(Dataset excerpt)

┄┄┄┄┄┄┄┄┄┄

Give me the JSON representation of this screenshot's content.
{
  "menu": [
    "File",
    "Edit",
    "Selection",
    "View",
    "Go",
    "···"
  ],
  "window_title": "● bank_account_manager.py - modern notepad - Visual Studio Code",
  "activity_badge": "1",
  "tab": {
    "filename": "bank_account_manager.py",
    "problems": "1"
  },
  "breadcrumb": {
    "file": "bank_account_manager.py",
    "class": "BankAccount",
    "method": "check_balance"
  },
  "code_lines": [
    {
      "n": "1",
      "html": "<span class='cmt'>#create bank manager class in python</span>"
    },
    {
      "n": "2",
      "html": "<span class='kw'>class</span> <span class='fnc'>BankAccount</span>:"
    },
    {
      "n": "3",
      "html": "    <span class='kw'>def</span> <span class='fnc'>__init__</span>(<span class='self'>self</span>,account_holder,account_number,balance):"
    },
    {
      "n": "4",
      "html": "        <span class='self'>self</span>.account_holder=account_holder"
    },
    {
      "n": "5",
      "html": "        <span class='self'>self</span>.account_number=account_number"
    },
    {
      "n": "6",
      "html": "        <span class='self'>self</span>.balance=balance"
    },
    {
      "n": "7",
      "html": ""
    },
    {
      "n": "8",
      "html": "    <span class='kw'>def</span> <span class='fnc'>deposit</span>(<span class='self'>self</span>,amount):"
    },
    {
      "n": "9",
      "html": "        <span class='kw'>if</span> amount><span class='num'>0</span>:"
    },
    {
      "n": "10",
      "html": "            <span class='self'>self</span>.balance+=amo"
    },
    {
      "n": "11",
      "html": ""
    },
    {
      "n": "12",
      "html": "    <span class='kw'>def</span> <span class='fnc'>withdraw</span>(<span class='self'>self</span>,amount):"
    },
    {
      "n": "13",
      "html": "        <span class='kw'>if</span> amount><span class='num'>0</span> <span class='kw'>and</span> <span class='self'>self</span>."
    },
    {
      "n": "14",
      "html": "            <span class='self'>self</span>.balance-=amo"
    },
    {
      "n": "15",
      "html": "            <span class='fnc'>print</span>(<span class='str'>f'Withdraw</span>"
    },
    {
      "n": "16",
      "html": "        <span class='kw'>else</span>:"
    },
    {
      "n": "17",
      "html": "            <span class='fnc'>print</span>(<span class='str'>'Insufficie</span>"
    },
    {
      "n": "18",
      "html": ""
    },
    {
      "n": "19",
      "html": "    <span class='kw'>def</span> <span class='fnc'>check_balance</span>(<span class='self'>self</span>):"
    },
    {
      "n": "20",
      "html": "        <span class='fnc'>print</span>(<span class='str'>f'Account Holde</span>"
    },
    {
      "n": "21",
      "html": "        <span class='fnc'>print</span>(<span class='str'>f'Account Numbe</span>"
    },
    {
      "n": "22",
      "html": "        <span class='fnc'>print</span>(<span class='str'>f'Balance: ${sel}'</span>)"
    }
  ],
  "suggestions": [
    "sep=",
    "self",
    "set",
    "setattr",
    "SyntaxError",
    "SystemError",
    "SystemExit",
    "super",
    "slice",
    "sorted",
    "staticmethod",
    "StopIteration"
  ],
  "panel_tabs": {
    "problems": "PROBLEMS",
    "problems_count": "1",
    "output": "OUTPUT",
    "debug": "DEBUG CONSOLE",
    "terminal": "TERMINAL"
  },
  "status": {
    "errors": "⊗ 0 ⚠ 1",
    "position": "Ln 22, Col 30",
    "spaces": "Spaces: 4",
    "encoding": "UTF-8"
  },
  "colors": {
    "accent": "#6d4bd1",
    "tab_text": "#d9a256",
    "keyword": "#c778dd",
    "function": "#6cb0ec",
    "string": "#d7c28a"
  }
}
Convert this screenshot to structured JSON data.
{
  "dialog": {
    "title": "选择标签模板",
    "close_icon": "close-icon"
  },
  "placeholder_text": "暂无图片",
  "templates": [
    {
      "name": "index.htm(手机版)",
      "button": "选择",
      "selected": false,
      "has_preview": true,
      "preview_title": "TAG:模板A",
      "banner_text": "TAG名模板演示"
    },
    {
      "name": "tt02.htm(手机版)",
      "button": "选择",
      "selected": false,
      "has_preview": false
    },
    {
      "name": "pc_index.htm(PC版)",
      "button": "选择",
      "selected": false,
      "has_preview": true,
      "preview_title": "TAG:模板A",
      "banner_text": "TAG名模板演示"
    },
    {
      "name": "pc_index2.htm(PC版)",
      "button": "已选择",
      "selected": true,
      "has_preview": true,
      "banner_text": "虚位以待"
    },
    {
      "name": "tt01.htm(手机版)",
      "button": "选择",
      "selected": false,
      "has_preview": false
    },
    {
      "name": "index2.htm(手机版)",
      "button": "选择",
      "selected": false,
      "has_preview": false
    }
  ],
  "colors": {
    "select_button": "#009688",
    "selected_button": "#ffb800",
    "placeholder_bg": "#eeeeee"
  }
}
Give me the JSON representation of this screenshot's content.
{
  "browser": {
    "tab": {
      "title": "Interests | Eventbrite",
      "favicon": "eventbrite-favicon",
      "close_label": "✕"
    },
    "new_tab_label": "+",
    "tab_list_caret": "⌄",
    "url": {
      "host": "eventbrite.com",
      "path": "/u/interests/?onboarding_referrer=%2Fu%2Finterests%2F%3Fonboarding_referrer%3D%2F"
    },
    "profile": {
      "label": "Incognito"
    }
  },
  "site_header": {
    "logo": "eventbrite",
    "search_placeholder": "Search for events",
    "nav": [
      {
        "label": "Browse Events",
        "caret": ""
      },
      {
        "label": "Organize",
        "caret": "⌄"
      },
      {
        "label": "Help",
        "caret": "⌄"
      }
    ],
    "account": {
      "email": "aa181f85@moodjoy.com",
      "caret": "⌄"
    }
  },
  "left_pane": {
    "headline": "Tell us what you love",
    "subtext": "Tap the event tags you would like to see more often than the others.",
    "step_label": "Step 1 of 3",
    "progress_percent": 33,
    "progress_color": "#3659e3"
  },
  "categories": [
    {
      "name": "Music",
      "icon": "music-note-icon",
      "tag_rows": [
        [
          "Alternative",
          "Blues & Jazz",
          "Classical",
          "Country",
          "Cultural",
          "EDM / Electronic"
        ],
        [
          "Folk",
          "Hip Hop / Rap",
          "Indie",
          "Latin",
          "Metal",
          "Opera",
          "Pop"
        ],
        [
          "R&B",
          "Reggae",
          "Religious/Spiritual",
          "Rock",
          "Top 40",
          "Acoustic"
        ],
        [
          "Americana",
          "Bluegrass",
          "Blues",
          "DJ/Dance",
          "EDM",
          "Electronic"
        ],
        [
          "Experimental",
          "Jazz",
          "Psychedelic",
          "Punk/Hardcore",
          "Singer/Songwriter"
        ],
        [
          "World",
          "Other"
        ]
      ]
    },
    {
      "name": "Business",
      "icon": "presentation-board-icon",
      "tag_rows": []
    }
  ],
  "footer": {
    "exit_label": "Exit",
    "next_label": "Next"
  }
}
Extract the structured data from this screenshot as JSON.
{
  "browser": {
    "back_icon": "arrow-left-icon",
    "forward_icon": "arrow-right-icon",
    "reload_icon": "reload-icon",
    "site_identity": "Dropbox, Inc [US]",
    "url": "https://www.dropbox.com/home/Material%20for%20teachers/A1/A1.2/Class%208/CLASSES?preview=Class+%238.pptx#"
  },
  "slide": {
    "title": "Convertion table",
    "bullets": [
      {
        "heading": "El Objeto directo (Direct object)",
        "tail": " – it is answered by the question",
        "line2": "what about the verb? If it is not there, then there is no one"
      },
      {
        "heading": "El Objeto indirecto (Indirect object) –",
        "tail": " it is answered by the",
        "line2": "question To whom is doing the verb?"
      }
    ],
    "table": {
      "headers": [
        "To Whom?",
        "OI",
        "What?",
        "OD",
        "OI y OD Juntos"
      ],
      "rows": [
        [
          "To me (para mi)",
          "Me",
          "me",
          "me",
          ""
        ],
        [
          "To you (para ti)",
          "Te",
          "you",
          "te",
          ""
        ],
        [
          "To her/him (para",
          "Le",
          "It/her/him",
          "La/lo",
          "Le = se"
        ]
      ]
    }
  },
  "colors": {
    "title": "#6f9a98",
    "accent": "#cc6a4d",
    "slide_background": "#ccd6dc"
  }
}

┄┄┄┄┄┄┄┄┄┄

** Set task **
Go back to the data above and please quote exactly, and only, the lines from the line with "Extract the structured" through its last line.

** Solution for this task **
Extract the structured data from this screenshot as JSON.
{
  "browser": {
    "back_icon": "arrow-left-icon",
    "forward_icon": "arrow-right-icon",
    "reload_icon": "reload-icon",
    "site_identity": "Dropbox, Inc [US]",
    "url": "https://www.dropbox.com/home/Material%20for%20teachers/A1/A1.2/Class%208/CLASSES?preview=Class+%238.pptx#"
  },
  "slide": {
    "title": "Convertion table",
    "bullets": [
      {
        "heading": "El Objeto directo (Direct object)",
        "tail": " – it is answered by the question",
        "line2": "what about the verb? If it is not there, then there is no one"
      },
      {
        "heading": "El Objeto indirecto (Indirect object) –",
        "tail": " it is answered by the",
        "line2": "question To whom is doing the verb?"
      }
    ],
    "table": {
      "headers": [
        "To Whom?",
        "OI",
        "What?",
        "OD",
        "OI y OD Juntos"
      ],
      "rows": [
        [
          "To me (para mi)",
          "Me",
          "me",
          "me",
          ""
        ],
        [
          "To you (para ti)",
          "Te",
          "you",
          "te",
          ""
        ],
        [
          "To her/him (para",
          "Le",
          "It/her/him",
          "La/lo",
          "Le = se"
        ]
      ]
    }
  },
  "colors": {
    "title": "#6f9a98",
    "accent": "#cc6a4d",
    "slide_background": "#ccd6dc"
  }
}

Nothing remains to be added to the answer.